Da fare:
A. Estrai dal testo sulla sentenza della Corte d'Appello di Napoli il passo compreso tra "Corte d’Appello di" e "delle norme sull’immigrazione.", estremi inclusi.
B. Nel testo sulla sentenza della Corte d'Appello di Napoli, quale forma di protezione viene riconosciuta al cittadino nigeriano?

═════ Brano di testo

Corte d'Appello di Napoli, sentenza n. 1401 del 12 marzo del 2019

Corte d’Appello di Napoli che ha riconosciuto la protezione umanitaria ad un cittadino nigeriano per buona integrazione che aveva lasciato il paese di origine a seguito di gravi minacce.

La Corte, dopo un attenta analisi dei presupposti per il riconoscimento delle diverse forme di protezione previste ex lege, riconosce che: “nel nostro caso ricorrano invece i presupposti della protezione umanitaria di cui all’art. 5/6° comma del testo unico delle norme sull’immigrazione.
In proposito va innanzitutto ricordato che Cass. 19 febbraio 2019 n. 4890 ha statuito che la normativa introdotta con il d.l. n. 113 del 2018, convertito nella l. n. 132 del 2018, nella parte in cui ha modificato la preesistente disciplina del permesso di sog-giorno per motivi umanitari dettata dall’art. 5, c. 6, del d.lgs. n.286 del 1998 e dalle di-sposizioni consequenziali, sostituendola con la previsione di casi speciali di permessi di soggiorno, non trova applicazione in relazione alle domande di riconoscimento di un permesso di soggiorno per motivi umanitari proposte prima della entrata in vigore (5.10.2018) della nuova legge, le quali saranno pertanto scrutinate sulla base della normativa esistente al momento della loro presentazione.

══════════
═════ Record del dataset

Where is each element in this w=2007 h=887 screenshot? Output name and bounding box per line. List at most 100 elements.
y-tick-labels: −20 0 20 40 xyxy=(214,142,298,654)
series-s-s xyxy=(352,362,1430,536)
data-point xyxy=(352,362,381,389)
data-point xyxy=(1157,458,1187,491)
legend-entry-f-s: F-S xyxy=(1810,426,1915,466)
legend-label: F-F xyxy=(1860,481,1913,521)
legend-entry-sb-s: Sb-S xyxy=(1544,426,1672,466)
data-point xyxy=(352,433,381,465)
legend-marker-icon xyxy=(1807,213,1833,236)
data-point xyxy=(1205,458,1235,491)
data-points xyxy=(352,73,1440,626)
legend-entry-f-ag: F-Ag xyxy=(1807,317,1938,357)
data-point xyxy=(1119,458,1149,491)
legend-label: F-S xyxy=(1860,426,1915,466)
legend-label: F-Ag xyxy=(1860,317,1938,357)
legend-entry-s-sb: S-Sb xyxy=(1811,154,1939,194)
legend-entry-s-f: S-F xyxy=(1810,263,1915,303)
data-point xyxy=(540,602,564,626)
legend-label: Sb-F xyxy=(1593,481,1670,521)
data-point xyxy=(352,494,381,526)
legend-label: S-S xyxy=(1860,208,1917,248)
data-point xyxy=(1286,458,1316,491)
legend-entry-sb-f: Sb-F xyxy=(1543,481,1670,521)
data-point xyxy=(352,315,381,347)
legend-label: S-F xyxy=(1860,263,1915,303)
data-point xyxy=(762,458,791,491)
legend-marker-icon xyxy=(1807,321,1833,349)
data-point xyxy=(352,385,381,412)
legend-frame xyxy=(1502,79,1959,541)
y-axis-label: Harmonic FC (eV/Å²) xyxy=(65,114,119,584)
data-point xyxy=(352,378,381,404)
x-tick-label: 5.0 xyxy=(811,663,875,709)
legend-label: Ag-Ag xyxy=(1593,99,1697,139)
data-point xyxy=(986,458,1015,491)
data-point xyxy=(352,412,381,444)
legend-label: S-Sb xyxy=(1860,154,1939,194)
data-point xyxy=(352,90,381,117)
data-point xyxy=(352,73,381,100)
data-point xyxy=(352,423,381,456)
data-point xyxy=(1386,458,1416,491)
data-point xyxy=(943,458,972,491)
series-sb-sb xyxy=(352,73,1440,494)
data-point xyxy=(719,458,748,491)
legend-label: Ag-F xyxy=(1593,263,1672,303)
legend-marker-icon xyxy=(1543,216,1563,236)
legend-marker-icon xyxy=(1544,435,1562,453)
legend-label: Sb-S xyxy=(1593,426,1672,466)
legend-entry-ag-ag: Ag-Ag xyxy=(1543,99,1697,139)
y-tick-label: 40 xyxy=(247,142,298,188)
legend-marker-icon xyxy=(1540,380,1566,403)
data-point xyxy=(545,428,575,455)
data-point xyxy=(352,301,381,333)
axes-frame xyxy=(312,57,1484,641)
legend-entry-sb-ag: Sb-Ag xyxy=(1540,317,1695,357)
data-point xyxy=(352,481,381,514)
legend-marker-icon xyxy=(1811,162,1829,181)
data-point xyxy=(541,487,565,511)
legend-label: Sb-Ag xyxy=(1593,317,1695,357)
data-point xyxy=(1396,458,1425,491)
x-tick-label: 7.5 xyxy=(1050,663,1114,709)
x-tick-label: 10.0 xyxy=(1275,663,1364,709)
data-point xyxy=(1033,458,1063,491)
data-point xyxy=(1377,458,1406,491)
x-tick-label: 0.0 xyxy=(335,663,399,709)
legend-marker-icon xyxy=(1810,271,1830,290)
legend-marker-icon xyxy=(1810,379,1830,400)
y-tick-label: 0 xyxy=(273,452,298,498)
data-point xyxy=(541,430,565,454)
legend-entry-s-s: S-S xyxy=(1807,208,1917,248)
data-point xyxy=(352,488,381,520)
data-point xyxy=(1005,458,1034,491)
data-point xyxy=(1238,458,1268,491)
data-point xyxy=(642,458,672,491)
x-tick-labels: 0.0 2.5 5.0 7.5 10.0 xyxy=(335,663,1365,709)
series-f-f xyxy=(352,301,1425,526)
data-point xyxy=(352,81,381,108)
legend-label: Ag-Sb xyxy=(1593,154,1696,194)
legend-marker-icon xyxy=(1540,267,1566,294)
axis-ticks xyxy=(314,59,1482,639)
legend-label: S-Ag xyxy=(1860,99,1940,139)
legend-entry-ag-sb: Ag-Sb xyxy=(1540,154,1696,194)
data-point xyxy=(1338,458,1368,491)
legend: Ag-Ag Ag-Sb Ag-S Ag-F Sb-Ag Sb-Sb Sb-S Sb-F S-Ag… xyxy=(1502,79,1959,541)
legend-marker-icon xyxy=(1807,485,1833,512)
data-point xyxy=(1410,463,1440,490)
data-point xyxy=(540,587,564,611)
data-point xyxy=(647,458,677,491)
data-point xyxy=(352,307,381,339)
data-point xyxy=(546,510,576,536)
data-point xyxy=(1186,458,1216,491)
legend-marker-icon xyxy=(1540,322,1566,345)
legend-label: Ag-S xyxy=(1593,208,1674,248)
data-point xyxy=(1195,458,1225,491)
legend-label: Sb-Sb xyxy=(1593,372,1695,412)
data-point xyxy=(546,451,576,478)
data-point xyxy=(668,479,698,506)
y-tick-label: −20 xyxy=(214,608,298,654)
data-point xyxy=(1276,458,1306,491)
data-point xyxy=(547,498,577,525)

══════════

Risposte per compito:
A.
Corte d’Appello di Napoli che ha riconosciuto la protezione umanitaria ad un cittadino nigeriano per buona integrazione che aveva lasciato il paese di origine a seguito di gravi minacce.

La Corte, dopo un attenta analisi dei presupposti per il riconoscimento delle diverse forme di protezione previste ex lege, riconosce che: “nel nostro caso ricorrano invece i presupposti della protezione umanitaria di cui all’art. 5/6° comma del testo unico delle norme sull’immigrazione.

B. La protezione umanitaria.